* **WHAT TO DO**
Lines containing "minus" are to be counted. Give the number and nothing more.
━━━━━ INFORMATION SUPPLIED ━━━━━
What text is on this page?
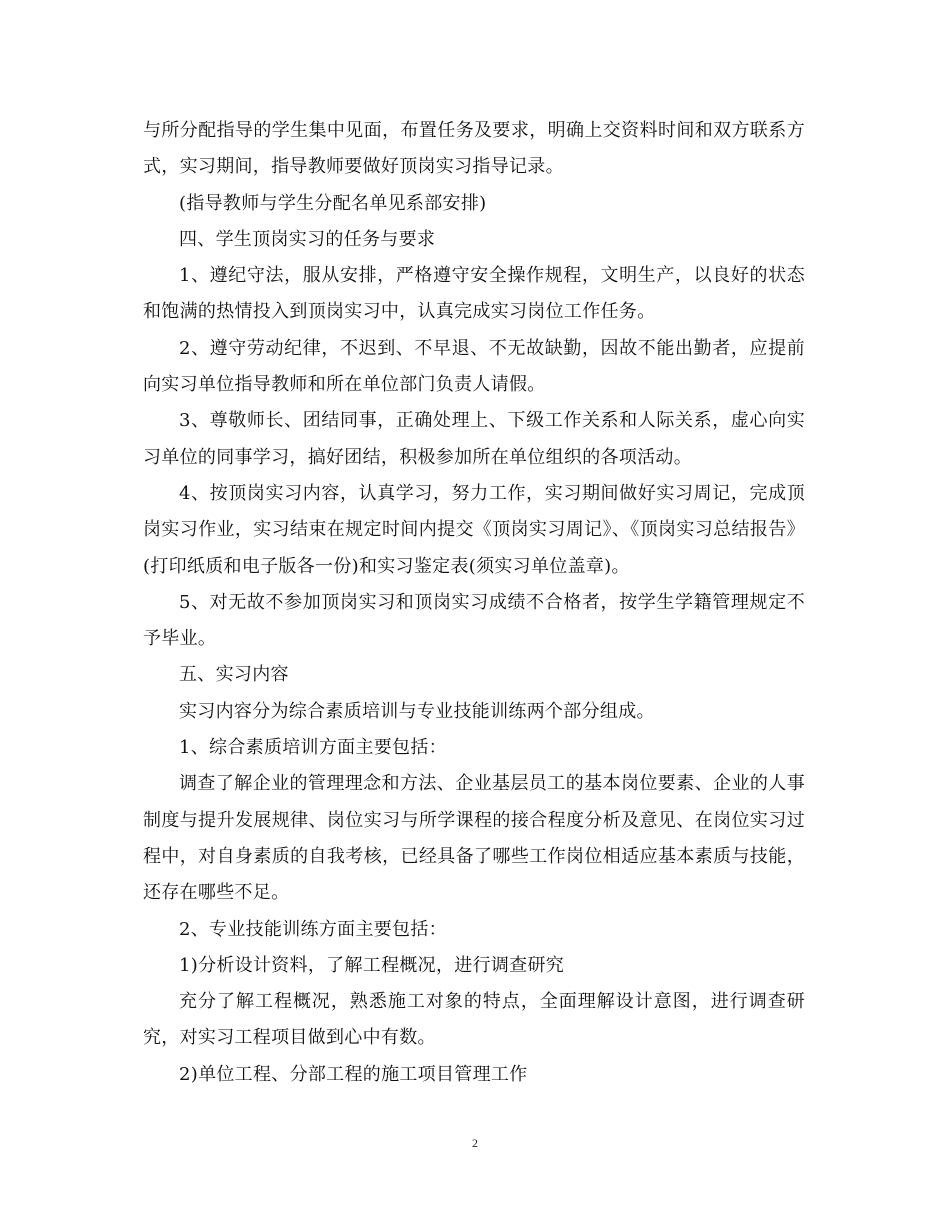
与所分配指导的学生集中见面，布置任务及要求，明确上交资料时间和双方联系方式，实习期间，指导教师要做好顶岗实习指导记录。

(指导教师与学生分配名单见系部安排)

四、学生顶岗实习的任务与要求

1、遵纪守法，服从安排，严格遵守安全操作规程，文明生产，以良好的状态和饱满的热情投入到顶岗实习中，认真完成实习岗位工作任务。

2、遵守劳动纪律，不迟到、不早退、不无故缺勤，因故不能出勤者，应提前向实习单位指导教师和所在单位部门负责人请假。

3、尊敬师长、团结同事，正确处理上、下级工作关系和人际关系，虚心向实习单位的同事学习，搞好团结，积极参加所在单位组织的各项活动。

4、按顶岗实习内容，认真学习，努力工作，实习期间做好实习周记，完成顶岗实习作业，实习结束在规定时间内提交《顶岗实习周记》、《顶岗实习总结报告》(打印纸质和电子版各一份)和实习鉴定表(须实习单位盖章)。

5、对无故不参加顶岗实习和顶岗实习成绩不合格者，按学生学籍管理规定不予毕业。

五、实习内容

实习内容分为综合素质培训与专业技能训练两个部分组成。

1、综合素质培训方面主要包括：

调查了解企业的管理理念和方法、企业基层员工的基本岗位要素、企业的人事制度与提升发展规律、岗位实习与所学课程的接合程度分析及意见、在岗位实习过程中，对自身素质的自我考核，已经具备了哪些工作岗位相适应基本素质与技能，还存在哪些不足。

2、专业技能训练方面主要包括：

1)分析设计资料，了解工程概况，进行调查研究

充分了解工程概况，熟悉施工对象的特点，全面理解设计意图，进行调查研究，对实习工程项目做到心中有数。

2)单位工程、分部工程的施工项目管理工作

2
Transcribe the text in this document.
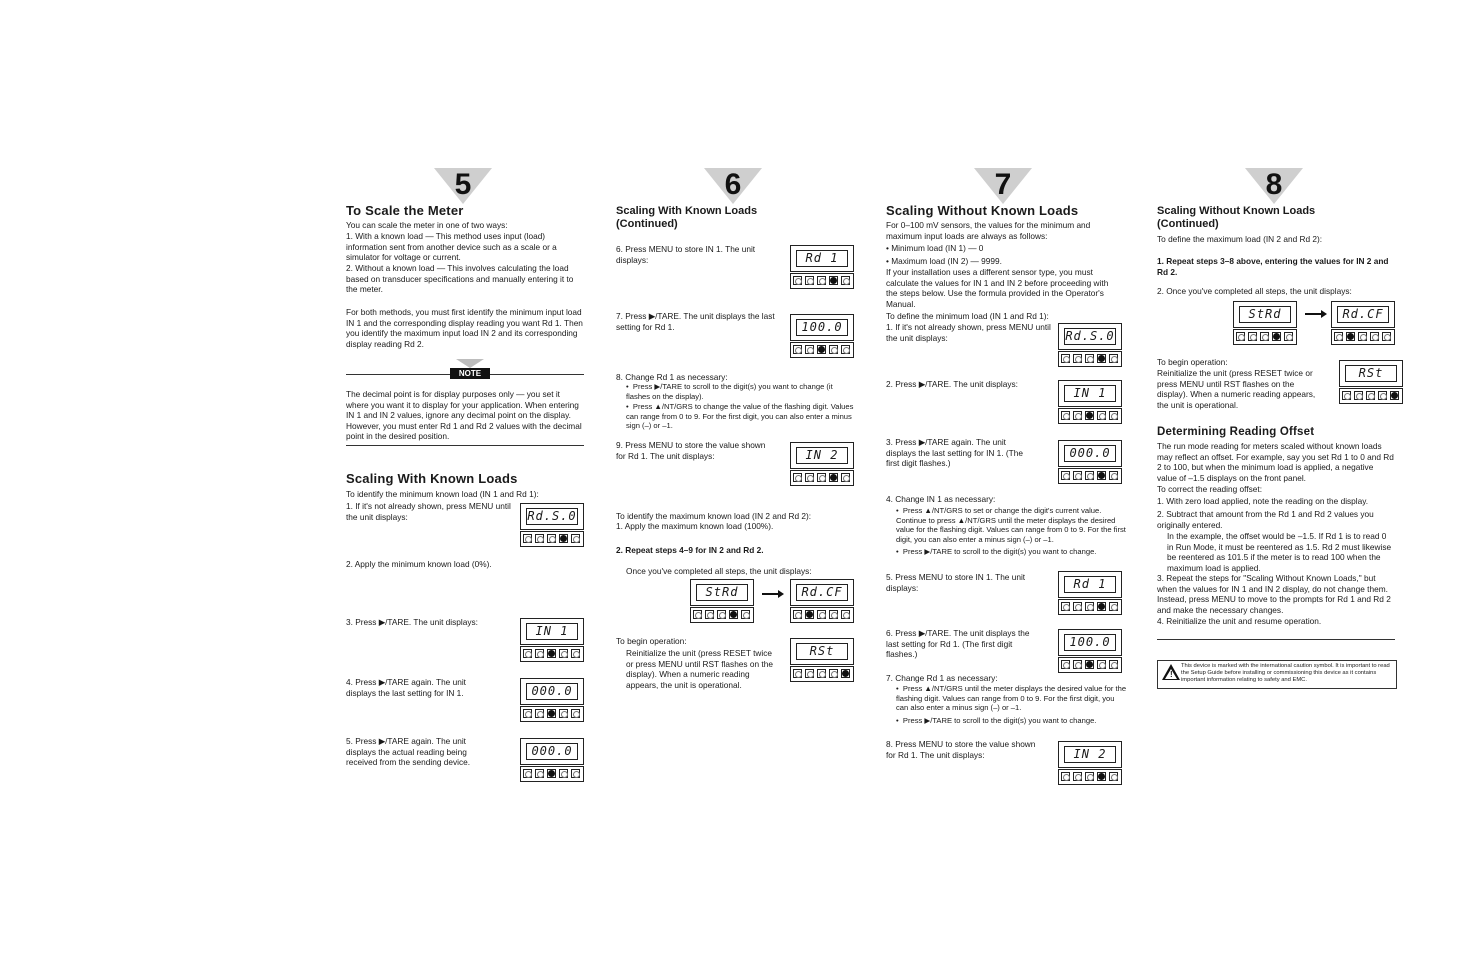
5
To Scale the Meter

You can scale the meter in one of two ways:

1. With a known load — This method uses input (load) information sent from another device such as a scale or a simulator for voltage or current.

2. Without a known load — This involves calculating the load based on transducer specifications and manually entering it to the meter.

For both methods, you must first identify the minimum input load IN 1 and the corresponding display reading you want Rd 1. Then you identify the maximum input load IN 2 and its corresponding display reading Rd 2.

NOTE

The decimal point is for display purposes only — you set it where you want it to display for your application. When entering IN 1 and IN 2 values, ignore any decimal point on the display. However, you must enter Rd 1 and Rd 2 values with the decimal point in the desired position.

Scaling With Known Loads

To identify the minimum known load (IN 1 and Rd 1):

1. If it's not already shown, press MENU until the unit displays:

2. Apply the minimum known load (0%).

3. Press ▶/TARE. The unit displays:

4. Press ▶/TARE again. The unit displays the last setting for IN 1.

5. Press ▶/TARE again. The unit displays the actual reading being received from the sending device.

Rd.S.0
IN 1
000.0
000.0
6
Scaling With Known Loads (Continued)

6. Press MENU to store IN 1. The unit displays:

7. Press ▶/TARE. The unit displays the last setting for Rd 1.

8. Change Rd 1 as necessary:

•  Press ▶/TARE to scroll to the digit(s) you want to change (it flashes on the display).

•  Press ▲/NT/GRS to change the value of the flashing digit. Values can range from 0 to 9. For the first digit, you can also enter a minus sign (–) or –1.

9. Press MENU to store the value shown for Rd 1. The unit displays:

To identify the maximum known load (IN 2 and Rd 2):

1. Apply the maximum known load (100%).

2. Repeat steps 4–9 for IN 2 and Rd 2.

Once you've completed all steps, the unit displays:

To begin operation:

Reinitialize the unit (press RESET twice or press MENU until RST flashes on the display). When a numeric reading appears, the unit is operational.

Rd 1
100.0
IN 2
StRd	Rd.CF
RSt
7
Scaling Without Known Loads

For 0–100 mV sensors, the values for the minimum and maximum input loads are always as follows:

• Minimum load (IN 1) — 0

• Maximum load (IN 2) — 9999.

If your installation uses a different sensor type, you must calculate the values for IN 1 and IN 2 before proceeding with the steps below. Use the formula provided in the Operator's Manual.

To define the minimum load (IN 1 and Rd 1):

1. If it's not already shown, press MENU until the unit displays:

2. Press ▶/TARE. The unit displays:

3. Press ▶/TARE again. The unit displays the last setting for IN 1. (The first digit flashes.)

4. Change IN 1 as necessary:

•  Press ▲/NT/GRS to set or change the digit's current value. Continue to press ▲/NT/GRS until the meter displays the desired value for the flashing digit. Values can range from 0 to 9. For the first digit, you can also enter a minus sign (–) or –1.

•  Press ▶/TARE to scroll to the digit(s) you want to change.

5. Press MENU to store IN 1. The unit displays:

6. Press ▶/TARE. The unit displays the last setting for Rd 1. (The first digit flashes.)

7. Change Rd 1 as necessary:

•  Press ▲/NT/GRS until the meter displays the desired value for the flashing digit. Values can range from 0 to 9. For the first digit, you can also enter a minus sign (–) or –1.

•  Press ▶/TARE to scroll to the digit(s) you want to change.

8. Press MENU to store the value shown for Rd 1. The unit displays:

Rd.S.0
IN 1
000.0
Rd 1
100.0
IN 2
8
Scaling Without Known Loads (Continued)

To define the maximum load (IN 2 and Rd 2):

1. Repeat steps 3–8 above, entering the values for IN 2 and Rd 2.

2. Once you've completed all steps, the unit displays:

StRd	Rd.CF

To begin operation:

Reinitialize the unit (press RESET twice or press MENU until RST flashes on the display). When a numeric reading appears, the unit is operational.

RSt
Determining Reading Offset

The run mode reading for meters scaled without known loads may reflect an offset. For example, say you set Rd 1 to 0 and Rd 2 to 100, but when the minimum load is applied, a negative value of –1.5 displays on the front panel.

To correct the reading offset:

1. With zero load applied, note the reading on the display.

2. Subtract that amount from the Rd 1 and Rd 2 values you originally entered.

In the example, the offset would be –1.5. If Rd 1 is to read 0 in Run Mode, it must be reentered as 1.5. Rd 2 must likewise be reentered as 101.5 if the meter is to read 100 when the maximum load is applied.

3. Repeat the steps for "Scaling Without Known Loads," but when the values for IN 1 and IN 2 display, do not change them. Instead, press MENU to move to the prompts for Rd 1 and Rd 2 and make the necessary changes.

4. Reinitialize the unit and resume operation.

!

This device is marked with the international caution symbol. It is important to read the Setup Guide before installing or commissioning this device as it contains important information relating to safety and EMC.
━━━━━
* **OUTPUT OF THE TASK**
3